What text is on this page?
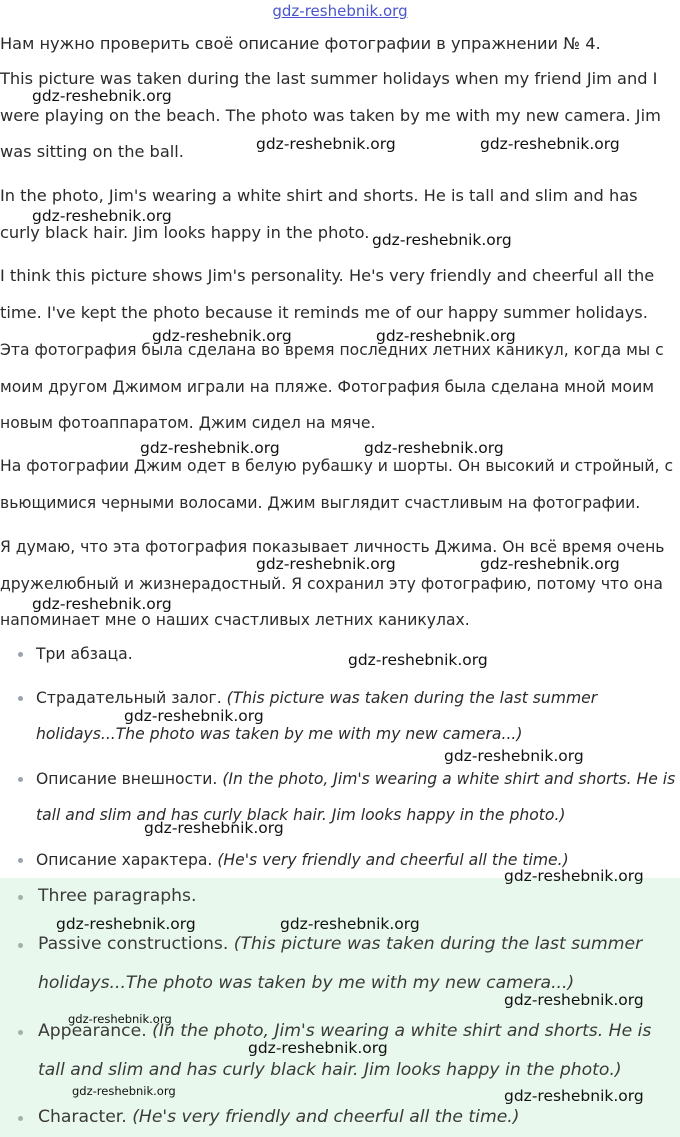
gdz-reshebnik.org

Нам нужно проверить своё описание фотографии в упражнении № 4.

This picture was taken during the last summer holidays when my friend Jim and I were playing on the beach. The photo was taken by me with my new camera. Jim was sitting on the ball.

In the photo, Jim's wearing a white shirt and shorts. He is tall and slim and has curly black hair. Jim looks happy in the photo.

I think this picture shows Jim's personality. He's very friendly and cheerful all the time. I've kept the photo because it reminds me of our happy summer holidays.

Эта фотография была сделана во время последних летних каникул, когда мы с моим другом Джимом играли на пляже. Фотография была сделана мной моим новым фотоаппаратом. Джим сидел на мяче.

На фотографии Джим одет в белую рубашку и шорты. Он высокий и стройный, с вьющимися черными волосами. Джим выглядит счастливым на фотографии.

Я думаю, что эта фотография показывает личность Джима. Он всё время очень дружелюбный и жизнерадостный. Я сохранил эту фотографию, потому что она напоминает мне о наших счастливых летних каникулах.

Три абзаца.
Страдательный залог. (This picture was taken during the last summer holidays...The photo was taken by me with my new camera...)
Описание внешности. (In the photo, Jim's wearing a white shirt and shorts. He is tall and slim and has curly black hair. Jim looks happy in the photo.)
Описание характера. (He's very friendly and cheerful all the time.)
Three paragraphs.
Passive constructions. (This picture was taken during the last summer holidays...The photo was taken by me with my new camera...)
Appearance. (In the photo, Jim's wearing a white shirt and shorts. He is tall and slim and has curly black hair. Jim looks happy in the photo.)
Character. (He's very friendly and cheerful all the time.)
gdz-reshebnik.org
gdz-reshebnik.org	gdz-reshebnik.org
gdz-reshebnik.org
gdz-reshebnik.org
gdz-reshebnik.org	gdz-reshebnik.org
gdz-reshebnik.org	gdz-reshebnik.org
gdz-reshebnik.org	gdz-reshebnik.org
gdz-reshebnik.org
gdz-reshebnik.org
gdz-reshebnik.org
gdz-reshebnik.org
gdz-reshebnik.org
gdz-reshebnik.org
gdz-reshebnik.org	gdz-reshebnik.org
gdz-reshebnik.org
gdz-reshebnik.org
gdz-reshebnik.org
gdz-reshebnik.org	gdz-reshebnik.org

##########

#### Goal
Copy the records exactly. Skip the pictures.

#### Solution to this task
What text is on this page?
gdz-reshebnik.org

Нам нужно проверить своё описание фотографии в упражнении № 4.

This picture was taken during the last summer holidays when my friend Jim and I were playing on the beach. The photo was taken by me with my new camera. Jim was sitting on the ball.

In the photo, Jim's wearing a white shirt and shorts. He is tall and slim and has curly black hair. Jim looks happy in the photo.

I think this picture shows Jim's personality. He's very friendly and cheerful all the time. I've kept the photo because it reminds me of our happy summer holidays.

Эта фотография была сделана во время последних летних каникул, когда мы с моим другом Джимом играли на пляже. Фотография была сделана мной моим новым фотоаппаратом. Джим сидел на мяче.

На фотографии Джим одет в белую рубашку и шорты. Он высокий и стройный, с вьющимися черными волосами. Джим выглядит счастливым на фотографии.

Я думаю, что эта фотография показывает личность Джима. Он всё время очень дружелюбный и жизнерадостный. Я сохранил эту фотографию, потому что она напоминает мне о наших счастливых летних каникулах.

Три абзаца.
Страдательный залог. (This picture was taken during the last summer holidays...The photo was taken by me with my new camera...)
Описание внешности. (In the photo, Jim's wearing a white shirt and shorts. He is tall and slim and has curly black hair. Jim looks happy in the photo.)
Описание характера. (He's very friendly and cheerful all the time.)
Three paragraphs.
Passive constructions. (This picture was taken during the last summer holidays...The photo was taken by me with my new camera...)
Appearance. (In the photo, Jim's wearing a white shirt and shorts. He is tall and slim and has curly black hair. Jim looks happy in the photo.)
Character. (He's very friendly and cheerful all the time.)
gdz-reshebnik.org
gdz-reshebnik.org	gdz-reshebnik.org
gdz-reshebnik.org
gdz-reshebnik.org
gdz-reshebnik.org	gdz-reshebnik.org
gdz-reshebnik.org	gdz-reshebnik.org
gdz-reshebnik.org	gdz-reshebnik.org
gdz-reshebnik.org
gdz-reshebnik.org
gdz-reshebnik.org
gdz-reshebnik.org
gdz-reshebnik.org
gdz-reshebnik.org
gdz-reshebnik.org	gdz-reshebnik.org
gdz-reshebnik.org
gdz-reshebnik.org
gdz-reshebnik.org
gdz-reshebnik.org	gdz-reshebnik.org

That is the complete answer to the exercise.